(Rows from a dataset)
+++
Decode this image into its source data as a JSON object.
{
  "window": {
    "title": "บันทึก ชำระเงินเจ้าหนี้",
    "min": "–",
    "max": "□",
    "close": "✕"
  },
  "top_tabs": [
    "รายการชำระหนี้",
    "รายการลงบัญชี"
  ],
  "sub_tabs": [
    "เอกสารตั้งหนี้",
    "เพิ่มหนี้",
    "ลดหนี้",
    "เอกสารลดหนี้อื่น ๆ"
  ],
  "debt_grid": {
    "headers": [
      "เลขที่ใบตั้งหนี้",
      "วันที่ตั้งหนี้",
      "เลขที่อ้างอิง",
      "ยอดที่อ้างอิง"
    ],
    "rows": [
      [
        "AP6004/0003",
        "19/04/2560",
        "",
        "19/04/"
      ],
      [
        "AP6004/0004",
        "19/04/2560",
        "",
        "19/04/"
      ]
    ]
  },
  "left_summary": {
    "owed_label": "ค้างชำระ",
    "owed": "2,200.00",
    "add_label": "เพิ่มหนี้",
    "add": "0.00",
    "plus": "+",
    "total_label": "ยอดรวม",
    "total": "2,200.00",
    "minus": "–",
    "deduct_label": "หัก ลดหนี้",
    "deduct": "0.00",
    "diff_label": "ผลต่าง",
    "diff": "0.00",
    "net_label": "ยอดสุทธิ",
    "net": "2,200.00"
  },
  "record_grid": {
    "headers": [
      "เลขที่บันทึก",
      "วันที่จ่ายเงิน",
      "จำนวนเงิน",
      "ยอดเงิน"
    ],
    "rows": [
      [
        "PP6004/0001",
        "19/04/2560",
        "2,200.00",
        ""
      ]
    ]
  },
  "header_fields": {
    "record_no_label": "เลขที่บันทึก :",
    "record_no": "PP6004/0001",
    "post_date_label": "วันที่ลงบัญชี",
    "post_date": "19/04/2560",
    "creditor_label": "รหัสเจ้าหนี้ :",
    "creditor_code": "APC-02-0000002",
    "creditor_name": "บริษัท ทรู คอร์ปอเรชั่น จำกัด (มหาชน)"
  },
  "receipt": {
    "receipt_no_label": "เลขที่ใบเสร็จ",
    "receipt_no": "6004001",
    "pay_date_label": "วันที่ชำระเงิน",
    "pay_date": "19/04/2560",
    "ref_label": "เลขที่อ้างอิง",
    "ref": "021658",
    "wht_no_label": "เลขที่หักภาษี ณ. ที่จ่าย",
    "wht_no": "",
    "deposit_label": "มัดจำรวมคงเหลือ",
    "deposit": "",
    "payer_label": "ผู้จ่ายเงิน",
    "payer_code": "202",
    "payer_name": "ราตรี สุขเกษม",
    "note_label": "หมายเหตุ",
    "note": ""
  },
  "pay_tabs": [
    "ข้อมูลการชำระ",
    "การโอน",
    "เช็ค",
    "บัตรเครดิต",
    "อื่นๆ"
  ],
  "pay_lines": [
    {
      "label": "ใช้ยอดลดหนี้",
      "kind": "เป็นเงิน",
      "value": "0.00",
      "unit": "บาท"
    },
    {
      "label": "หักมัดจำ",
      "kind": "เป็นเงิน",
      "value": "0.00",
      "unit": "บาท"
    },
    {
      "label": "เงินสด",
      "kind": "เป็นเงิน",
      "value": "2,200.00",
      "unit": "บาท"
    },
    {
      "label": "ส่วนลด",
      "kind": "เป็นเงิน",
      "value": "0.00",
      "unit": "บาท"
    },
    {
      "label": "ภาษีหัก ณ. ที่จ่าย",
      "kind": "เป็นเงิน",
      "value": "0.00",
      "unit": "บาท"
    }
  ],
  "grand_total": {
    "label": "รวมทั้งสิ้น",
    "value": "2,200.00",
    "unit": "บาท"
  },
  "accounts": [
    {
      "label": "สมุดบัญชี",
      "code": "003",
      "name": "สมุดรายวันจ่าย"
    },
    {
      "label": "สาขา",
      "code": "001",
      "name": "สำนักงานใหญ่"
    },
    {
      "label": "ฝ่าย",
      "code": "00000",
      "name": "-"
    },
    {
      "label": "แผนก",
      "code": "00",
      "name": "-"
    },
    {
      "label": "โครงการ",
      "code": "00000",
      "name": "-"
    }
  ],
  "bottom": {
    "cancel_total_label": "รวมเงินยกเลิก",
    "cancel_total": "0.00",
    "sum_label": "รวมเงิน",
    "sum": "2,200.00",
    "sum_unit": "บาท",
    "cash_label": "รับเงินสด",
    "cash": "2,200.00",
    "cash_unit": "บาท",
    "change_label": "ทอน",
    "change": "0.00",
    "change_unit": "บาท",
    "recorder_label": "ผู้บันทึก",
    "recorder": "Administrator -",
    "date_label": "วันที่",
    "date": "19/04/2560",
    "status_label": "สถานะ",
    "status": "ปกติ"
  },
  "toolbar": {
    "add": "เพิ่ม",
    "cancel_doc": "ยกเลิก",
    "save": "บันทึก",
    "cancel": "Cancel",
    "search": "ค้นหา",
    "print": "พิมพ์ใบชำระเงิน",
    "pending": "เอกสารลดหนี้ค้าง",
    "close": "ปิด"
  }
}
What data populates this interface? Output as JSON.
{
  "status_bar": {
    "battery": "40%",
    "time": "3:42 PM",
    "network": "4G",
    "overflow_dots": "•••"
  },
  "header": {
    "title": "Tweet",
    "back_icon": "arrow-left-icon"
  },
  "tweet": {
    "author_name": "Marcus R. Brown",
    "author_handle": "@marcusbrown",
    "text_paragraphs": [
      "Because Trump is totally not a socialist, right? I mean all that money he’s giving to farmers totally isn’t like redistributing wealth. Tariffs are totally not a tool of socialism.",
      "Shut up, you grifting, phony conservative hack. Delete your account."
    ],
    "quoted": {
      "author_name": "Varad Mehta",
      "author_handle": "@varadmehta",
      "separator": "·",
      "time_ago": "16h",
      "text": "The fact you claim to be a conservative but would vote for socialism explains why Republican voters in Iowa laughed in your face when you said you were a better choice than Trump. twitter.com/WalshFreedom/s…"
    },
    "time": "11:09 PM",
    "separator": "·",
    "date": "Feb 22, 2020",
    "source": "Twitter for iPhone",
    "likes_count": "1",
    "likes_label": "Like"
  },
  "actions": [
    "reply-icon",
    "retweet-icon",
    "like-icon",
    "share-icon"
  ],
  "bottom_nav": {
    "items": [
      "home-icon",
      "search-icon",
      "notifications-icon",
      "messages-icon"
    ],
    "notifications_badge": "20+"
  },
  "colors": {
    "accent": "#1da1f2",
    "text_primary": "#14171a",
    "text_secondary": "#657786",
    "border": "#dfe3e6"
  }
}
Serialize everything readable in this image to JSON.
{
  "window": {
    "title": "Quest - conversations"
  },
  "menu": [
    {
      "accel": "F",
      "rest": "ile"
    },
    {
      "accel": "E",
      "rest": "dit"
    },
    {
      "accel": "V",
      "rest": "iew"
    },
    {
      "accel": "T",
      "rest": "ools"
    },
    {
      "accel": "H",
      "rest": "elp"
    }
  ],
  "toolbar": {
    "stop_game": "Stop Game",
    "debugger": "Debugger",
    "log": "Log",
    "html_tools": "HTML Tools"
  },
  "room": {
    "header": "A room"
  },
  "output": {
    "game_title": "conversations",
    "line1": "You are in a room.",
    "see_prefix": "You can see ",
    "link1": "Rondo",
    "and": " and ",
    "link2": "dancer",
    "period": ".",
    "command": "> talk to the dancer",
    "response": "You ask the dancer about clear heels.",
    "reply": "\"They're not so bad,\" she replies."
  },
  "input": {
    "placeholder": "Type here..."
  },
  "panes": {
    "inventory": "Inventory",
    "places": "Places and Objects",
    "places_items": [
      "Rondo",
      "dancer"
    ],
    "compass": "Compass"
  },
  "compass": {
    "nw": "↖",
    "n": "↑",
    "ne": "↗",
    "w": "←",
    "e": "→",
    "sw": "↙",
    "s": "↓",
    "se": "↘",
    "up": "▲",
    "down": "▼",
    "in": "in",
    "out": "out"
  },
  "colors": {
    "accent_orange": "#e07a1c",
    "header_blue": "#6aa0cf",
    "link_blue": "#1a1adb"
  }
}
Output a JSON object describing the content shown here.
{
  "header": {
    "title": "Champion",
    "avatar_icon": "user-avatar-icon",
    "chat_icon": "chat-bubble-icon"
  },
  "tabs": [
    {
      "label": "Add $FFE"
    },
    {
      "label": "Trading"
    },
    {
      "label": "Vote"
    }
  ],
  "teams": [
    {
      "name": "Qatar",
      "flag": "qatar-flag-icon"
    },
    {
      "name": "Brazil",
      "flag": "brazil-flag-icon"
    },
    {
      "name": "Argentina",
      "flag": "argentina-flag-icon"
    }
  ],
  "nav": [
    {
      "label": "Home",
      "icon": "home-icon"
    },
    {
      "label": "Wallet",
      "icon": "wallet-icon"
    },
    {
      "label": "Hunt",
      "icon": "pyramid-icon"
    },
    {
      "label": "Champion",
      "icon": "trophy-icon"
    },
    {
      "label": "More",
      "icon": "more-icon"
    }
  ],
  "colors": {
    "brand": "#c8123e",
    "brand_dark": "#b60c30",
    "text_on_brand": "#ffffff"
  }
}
+++
* [CHALLENGE]: Which lines hold the word "เอกสารลดหน"? Show each one.

* [ANSWER TO THIS PROBLEM]:
    "เอกสารลดหนี้อื่น ๆ"
    "pending": "เอกสารลดหนี้ค้าง",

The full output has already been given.